> _Task to carry out_
Copy out every line that contains the word "jumpsuit".

> _Records to process_
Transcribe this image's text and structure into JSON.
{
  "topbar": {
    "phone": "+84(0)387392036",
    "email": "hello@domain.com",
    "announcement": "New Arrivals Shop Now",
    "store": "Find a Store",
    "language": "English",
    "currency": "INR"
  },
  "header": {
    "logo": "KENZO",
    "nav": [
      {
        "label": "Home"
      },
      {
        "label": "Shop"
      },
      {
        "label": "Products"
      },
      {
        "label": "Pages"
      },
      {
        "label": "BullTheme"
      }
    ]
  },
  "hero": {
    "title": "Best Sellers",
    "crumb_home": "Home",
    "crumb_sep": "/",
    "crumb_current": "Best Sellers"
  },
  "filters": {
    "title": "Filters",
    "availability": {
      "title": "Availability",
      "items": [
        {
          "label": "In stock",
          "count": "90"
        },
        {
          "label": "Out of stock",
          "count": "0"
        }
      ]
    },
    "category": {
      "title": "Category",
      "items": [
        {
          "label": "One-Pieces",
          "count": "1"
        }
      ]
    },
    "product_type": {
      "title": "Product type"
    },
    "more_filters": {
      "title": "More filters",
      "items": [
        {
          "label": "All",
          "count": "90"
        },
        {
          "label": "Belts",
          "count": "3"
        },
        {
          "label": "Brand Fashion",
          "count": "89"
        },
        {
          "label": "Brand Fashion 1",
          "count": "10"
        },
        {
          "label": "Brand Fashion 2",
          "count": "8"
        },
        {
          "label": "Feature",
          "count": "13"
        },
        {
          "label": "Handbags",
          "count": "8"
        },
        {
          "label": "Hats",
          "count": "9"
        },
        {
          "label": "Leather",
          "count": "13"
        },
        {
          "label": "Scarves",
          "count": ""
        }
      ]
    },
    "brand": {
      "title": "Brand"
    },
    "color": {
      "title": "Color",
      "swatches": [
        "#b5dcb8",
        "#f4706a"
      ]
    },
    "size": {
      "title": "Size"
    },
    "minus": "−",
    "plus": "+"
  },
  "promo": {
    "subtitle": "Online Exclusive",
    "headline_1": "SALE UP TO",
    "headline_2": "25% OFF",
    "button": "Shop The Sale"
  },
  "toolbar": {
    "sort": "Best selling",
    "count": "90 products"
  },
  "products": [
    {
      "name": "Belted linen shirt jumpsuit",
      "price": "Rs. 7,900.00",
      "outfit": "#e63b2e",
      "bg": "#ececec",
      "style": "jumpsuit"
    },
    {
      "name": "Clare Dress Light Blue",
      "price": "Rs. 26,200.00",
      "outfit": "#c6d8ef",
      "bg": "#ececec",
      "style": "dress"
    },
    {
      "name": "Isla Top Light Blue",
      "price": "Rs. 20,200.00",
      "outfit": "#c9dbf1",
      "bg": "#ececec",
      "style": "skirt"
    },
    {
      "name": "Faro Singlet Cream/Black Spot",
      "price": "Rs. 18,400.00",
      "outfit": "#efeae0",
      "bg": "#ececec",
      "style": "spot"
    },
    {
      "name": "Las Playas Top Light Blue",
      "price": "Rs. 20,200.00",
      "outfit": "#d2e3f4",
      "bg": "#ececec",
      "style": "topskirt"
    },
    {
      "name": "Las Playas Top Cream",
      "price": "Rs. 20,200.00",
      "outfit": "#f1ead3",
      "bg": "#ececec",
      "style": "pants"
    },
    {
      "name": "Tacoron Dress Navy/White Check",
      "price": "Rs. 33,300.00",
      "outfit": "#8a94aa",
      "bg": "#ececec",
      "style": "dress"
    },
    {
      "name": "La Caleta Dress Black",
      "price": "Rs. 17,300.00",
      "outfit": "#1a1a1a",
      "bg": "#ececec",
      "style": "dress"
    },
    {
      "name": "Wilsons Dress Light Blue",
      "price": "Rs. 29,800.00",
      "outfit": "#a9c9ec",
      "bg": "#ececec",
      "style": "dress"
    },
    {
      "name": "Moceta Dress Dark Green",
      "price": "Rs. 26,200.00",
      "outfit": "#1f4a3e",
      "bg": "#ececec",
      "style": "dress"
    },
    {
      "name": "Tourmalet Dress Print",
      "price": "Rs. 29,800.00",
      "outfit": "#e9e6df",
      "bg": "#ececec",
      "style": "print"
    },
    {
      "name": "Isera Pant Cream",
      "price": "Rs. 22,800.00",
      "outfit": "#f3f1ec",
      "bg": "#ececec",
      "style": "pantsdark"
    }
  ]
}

> _Full response_
      "name": "Belted linen shirt jumpsuit",
      "style": "jumpsuit"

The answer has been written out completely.